- _Entries supplied_
* START *

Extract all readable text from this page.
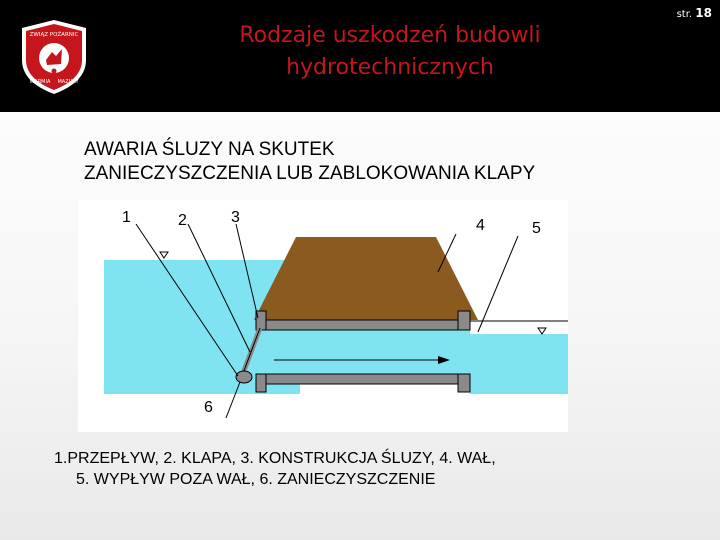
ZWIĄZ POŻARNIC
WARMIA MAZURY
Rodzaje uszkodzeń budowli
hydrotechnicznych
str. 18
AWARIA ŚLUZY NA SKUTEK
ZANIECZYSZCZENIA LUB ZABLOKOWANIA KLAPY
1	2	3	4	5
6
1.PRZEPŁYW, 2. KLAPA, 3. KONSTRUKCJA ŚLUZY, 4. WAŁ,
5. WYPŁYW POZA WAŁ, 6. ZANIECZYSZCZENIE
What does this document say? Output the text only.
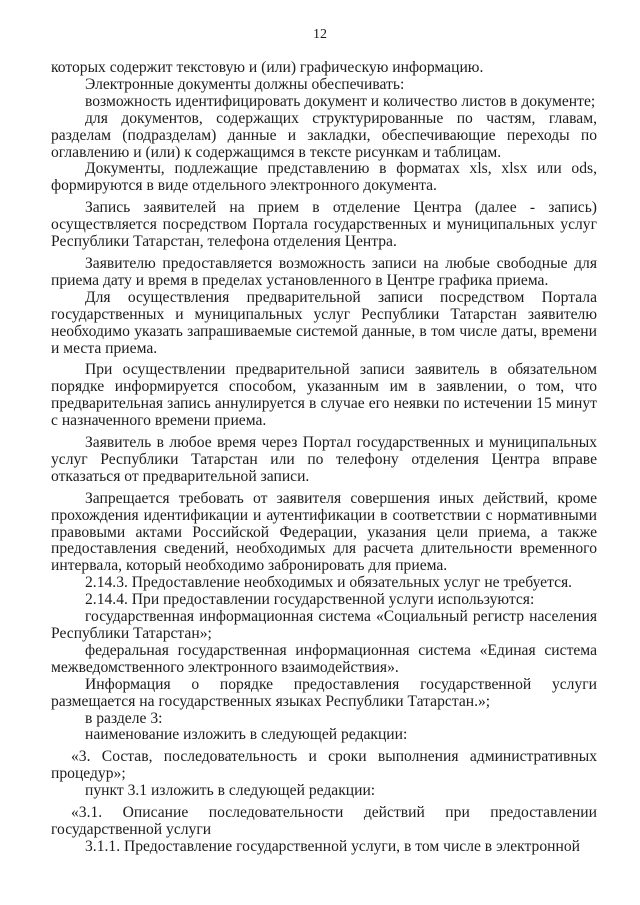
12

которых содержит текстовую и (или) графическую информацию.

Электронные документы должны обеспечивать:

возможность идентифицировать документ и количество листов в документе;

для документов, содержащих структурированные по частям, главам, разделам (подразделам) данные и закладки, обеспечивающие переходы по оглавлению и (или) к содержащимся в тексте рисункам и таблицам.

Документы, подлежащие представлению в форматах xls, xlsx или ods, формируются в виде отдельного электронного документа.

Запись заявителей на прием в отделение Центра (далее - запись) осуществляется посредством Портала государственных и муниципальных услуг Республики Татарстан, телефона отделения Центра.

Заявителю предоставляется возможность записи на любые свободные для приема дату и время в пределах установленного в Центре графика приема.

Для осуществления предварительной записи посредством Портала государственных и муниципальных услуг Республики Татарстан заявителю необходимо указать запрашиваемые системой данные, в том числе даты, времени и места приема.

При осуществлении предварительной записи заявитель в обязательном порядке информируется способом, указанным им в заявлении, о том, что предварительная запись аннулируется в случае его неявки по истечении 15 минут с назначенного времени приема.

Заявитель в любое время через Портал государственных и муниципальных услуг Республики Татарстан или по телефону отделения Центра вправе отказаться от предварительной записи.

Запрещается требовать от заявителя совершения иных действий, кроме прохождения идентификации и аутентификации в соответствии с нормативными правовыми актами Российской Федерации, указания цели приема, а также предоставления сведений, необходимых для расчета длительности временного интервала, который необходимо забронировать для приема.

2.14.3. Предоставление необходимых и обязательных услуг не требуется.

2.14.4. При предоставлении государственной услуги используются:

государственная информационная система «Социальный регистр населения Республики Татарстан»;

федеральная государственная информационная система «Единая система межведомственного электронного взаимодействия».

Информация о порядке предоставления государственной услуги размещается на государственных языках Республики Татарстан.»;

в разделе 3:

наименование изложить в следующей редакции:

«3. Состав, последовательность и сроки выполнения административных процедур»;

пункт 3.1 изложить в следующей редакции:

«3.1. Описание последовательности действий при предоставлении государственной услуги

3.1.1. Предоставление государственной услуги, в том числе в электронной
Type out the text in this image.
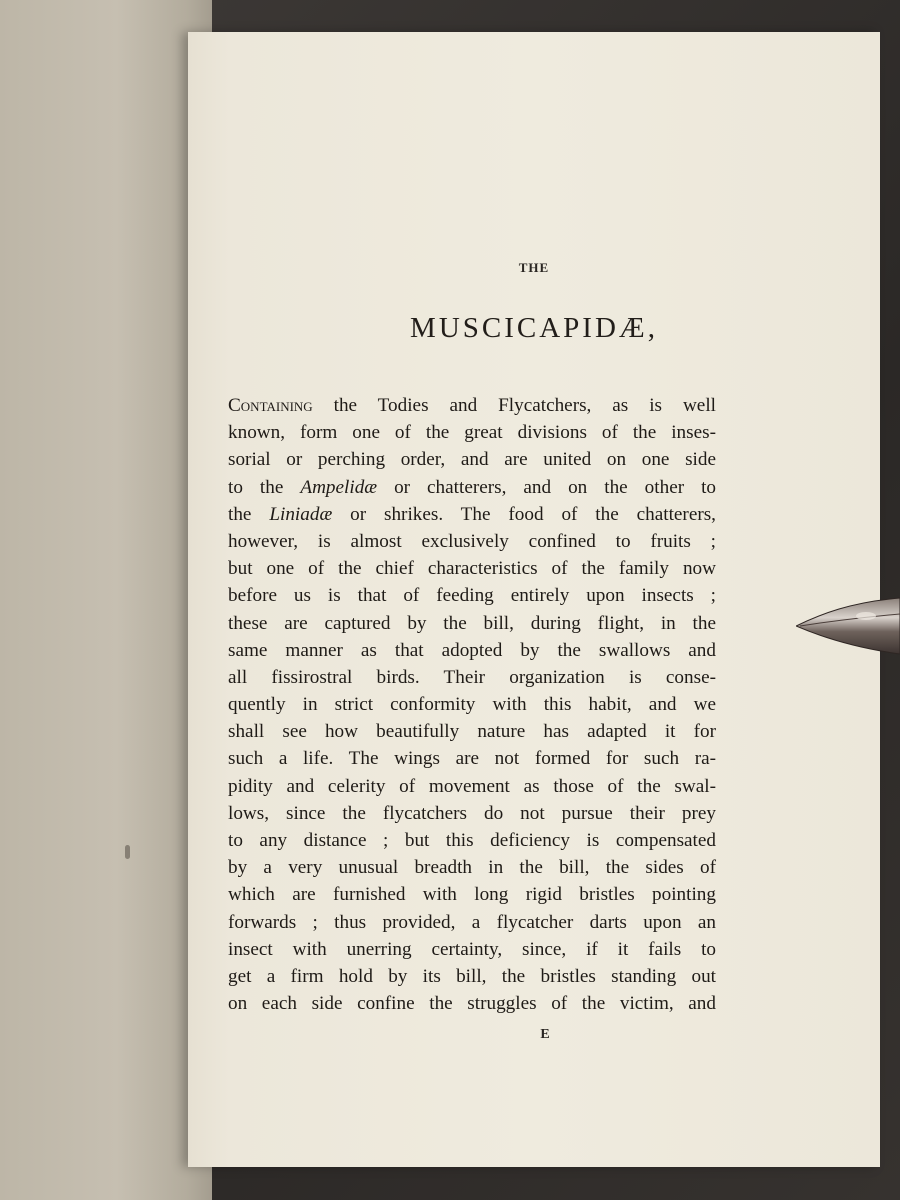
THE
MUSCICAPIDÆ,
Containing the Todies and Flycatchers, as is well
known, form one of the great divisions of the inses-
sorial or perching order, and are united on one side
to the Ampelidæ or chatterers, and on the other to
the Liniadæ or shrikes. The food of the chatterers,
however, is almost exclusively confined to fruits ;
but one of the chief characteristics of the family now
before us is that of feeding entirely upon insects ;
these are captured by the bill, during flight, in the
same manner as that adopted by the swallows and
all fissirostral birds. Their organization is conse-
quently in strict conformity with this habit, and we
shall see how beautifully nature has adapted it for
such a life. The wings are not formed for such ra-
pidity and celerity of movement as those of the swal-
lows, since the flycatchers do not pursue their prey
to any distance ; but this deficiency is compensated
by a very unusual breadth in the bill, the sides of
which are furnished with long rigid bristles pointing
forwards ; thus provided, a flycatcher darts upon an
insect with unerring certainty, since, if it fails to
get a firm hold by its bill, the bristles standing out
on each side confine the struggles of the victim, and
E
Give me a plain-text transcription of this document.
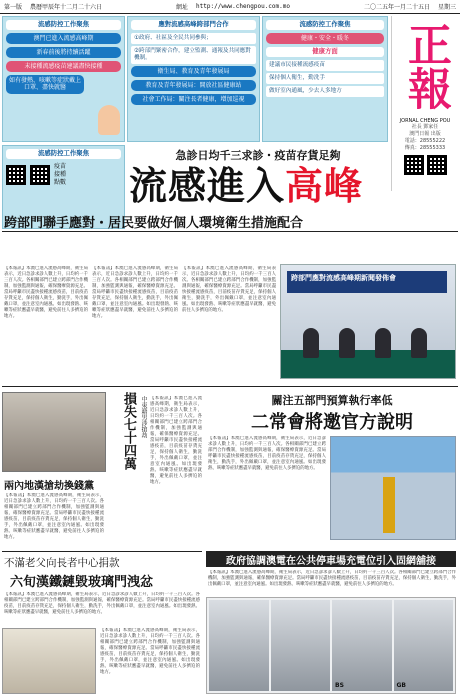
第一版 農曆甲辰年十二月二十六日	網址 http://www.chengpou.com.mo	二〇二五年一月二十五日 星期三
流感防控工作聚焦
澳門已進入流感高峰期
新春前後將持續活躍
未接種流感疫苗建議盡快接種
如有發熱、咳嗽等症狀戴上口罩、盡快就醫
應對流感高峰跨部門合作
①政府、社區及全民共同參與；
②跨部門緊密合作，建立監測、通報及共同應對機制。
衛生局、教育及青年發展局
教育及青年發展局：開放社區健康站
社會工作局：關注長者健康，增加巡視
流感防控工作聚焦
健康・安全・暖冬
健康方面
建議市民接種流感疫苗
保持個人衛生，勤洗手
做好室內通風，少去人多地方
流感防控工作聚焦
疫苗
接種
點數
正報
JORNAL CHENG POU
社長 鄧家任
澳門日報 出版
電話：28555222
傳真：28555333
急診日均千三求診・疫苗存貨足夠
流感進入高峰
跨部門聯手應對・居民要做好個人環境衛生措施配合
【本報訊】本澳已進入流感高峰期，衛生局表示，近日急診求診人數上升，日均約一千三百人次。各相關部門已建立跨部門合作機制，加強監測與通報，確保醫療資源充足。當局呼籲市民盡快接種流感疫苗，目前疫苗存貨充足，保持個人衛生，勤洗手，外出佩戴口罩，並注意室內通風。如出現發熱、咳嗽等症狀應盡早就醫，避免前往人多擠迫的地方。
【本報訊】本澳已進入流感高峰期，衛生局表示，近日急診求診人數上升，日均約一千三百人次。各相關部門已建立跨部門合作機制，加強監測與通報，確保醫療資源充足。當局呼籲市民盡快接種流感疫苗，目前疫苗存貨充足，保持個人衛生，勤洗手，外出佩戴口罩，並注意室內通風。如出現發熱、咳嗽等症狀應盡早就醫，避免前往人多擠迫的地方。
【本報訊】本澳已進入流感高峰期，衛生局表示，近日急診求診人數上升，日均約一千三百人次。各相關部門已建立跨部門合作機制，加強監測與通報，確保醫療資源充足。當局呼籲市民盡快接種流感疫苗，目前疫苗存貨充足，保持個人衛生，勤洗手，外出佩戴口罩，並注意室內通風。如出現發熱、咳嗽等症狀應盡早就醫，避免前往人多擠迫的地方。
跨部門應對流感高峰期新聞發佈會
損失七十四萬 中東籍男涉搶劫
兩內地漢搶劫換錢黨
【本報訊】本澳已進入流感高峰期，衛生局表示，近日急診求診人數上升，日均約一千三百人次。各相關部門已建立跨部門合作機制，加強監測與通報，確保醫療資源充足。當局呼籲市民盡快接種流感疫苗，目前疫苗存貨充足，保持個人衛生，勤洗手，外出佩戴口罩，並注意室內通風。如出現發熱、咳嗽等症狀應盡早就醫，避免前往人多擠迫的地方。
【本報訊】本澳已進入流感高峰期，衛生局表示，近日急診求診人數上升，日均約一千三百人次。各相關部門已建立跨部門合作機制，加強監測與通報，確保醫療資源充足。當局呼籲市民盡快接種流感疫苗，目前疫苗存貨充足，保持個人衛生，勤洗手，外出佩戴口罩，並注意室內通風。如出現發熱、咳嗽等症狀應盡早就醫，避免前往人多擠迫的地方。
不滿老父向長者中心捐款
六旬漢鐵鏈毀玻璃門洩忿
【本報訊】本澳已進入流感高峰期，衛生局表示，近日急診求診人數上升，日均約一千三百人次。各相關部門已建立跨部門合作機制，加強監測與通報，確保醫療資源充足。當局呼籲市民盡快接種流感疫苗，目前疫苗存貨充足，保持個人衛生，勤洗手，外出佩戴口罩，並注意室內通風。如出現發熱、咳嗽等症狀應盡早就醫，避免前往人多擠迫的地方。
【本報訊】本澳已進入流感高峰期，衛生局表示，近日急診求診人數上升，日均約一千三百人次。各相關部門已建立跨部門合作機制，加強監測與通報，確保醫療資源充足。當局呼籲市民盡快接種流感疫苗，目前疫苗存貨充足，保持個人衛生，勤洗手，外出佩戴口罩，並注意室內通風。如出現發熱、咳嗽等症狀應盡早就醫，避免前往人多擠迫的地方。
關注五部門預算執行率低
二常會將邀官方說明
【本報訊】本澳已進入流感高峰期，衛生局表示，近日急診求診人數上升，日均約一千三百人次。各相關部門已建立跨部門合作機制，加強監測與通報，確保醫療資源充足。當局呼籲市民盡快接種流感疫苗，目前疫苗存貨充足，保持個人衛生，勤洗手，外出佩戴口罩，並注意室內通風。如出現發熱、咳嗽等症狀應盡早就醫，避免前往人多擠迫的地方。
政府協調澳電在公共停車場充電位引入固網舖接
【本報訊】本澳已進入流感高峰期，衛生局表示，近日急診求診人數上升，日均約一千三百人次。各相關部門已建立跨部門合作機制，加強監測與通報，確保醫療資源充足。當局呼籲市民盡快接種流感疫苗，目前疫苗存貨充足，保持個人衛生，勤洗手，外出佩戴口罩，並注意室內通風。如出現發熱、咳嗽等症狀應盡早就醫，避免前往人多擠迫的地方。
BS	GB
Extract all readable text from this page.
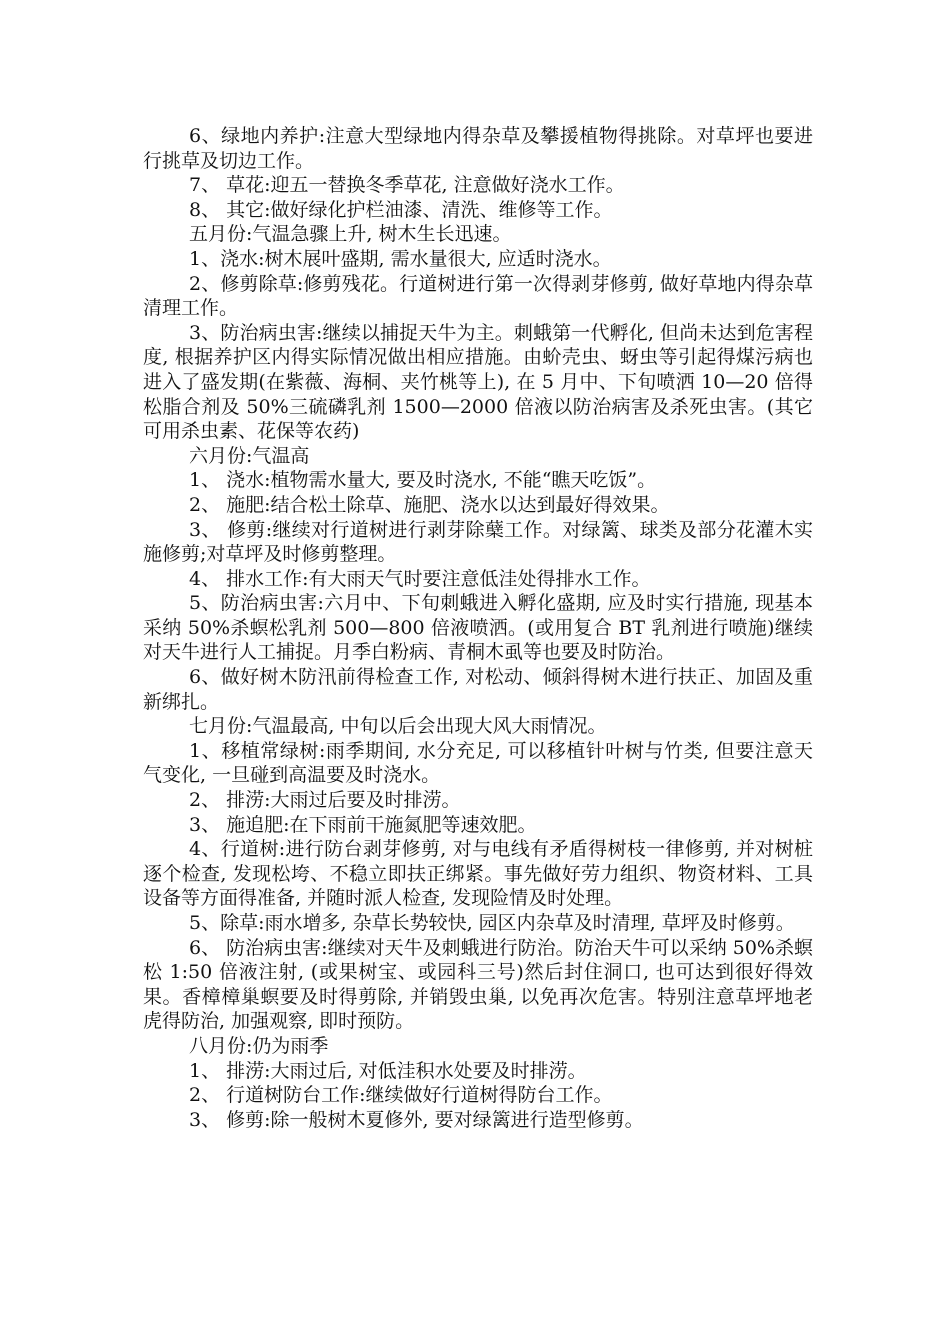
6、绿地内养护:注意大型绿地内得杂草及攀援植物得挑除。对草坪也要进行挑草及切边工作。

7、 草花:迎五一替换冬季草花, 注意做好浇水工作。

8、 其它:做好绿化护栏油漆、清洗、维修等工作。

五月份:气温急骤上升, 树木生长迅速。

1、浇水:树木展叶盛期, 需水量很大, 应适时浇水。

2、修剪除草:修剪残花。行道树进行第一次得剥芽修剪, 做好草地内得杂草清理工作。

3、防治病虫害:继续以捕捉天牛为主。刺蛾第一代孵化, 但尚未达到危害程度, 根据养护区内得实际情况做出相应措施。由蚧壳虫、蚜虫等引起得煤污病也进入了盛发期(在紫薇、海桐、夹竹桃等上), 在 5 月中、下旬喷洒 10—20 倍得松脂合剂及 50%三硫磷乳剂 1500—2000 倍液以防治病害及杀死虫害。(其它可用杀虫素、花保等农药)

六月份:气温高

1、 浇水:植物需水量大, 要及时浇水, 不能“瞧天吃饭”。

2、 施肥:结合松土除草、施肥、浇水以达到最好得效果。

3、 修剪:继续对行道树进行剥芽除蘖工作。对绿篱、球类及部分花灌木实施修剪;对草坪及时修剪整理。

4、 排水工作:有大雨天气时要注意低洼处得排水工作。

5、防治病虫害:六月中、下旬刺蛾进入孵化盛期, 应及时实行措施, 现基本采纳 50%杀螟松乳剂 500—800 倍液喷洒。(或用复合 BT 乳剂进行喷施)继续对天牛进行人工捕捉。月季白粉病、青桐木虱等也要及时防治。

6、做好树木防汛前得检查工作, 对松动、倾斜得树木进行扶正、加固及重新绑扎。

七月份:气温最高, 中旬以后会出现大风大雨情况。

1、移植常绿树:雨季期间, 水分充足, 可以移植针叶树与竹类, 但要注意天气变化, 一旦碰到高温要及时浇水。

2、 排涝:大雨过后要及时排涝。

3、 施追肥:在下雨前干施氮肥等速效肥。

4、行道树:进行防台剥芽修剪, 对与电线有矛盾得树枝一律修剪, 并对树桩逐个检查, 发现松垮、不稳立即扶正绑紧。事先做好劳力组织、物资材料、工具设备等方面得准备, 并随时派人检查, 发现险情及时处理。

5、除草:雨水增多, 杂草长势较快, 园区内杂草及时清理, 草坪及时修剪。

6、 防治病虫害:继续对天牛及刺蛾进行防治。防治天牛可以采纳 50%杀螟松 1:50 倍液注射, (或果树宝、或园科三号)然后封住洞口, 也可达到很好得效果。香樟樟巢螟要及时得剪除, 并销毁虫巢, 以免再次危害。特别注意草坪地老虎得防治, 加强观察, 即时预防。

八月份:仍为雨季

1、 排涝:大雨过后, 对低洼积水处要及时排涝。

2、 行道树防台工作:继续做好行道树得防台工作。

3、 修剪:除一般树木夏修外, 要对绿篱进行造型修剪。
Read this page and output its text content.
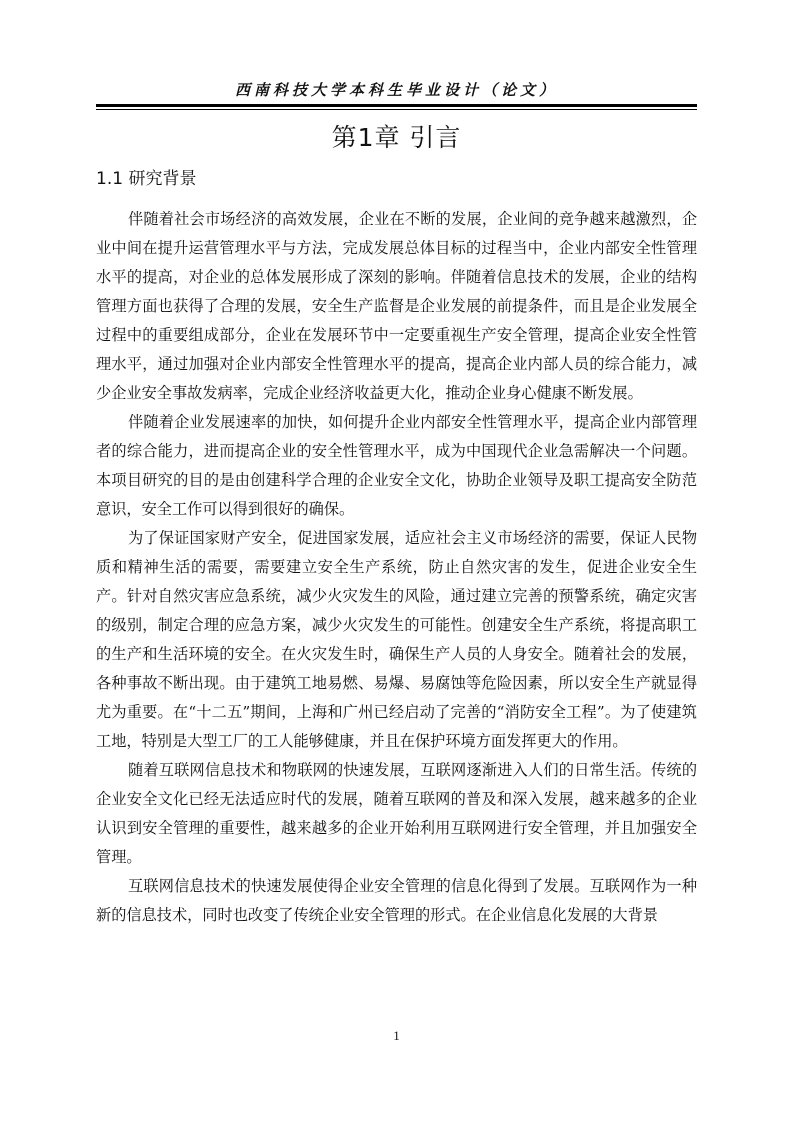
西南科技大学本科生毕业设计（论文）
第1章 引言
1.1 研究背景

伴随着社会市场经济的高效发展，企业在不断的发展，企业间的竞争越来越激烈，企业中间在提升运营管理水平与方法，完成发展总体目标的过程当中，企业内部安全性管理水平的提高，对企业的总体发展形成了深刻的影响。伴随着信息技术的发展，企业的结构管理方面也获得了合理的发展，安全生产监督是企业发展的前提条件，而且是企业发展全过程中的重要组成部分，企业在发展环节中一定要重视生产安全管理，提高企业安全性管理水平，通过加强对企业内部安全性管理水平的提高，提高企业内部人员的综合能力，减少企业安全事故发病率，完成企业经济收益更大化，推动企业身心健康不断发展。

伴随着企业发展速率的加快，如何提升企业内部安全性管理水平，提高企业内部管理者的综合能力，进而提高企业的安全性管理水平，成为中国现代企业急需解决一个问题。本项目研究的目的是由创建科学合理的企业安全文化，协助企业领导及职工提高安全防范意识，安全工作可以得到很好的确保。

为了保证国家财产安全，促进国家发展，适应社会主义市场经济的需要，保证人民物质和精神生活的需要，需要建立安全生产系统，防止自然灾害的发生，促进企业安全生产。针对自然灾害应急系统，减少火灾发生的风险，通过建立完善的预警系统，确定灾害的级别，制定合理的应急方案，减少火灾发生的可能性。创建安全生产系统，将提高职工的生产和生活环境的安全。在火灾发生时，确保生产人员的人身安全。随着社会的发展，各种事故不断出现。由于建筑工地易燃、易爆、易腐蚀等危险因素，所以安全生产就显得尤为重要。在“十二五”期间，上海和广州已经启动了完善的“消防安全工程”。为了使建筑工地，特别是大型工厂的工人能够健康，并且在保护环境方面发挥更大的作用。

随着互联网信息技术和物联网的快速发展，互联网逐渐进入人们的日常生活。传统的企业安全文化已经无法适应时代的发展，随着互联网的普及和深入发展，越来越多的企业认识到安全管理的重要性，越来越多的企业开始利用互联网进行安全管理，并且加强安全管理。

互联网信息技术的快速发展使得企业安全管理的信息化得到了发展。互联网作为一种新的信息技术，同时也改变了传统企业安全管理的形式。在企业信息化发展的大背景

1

* END *

- _Task prompt_
Lines that include the word "следующей" are to be extracted from the data above.

- _Result of this exercise_
наименование изложить в следующей редакции:
пункт 3.1 изложить в следующей редакции:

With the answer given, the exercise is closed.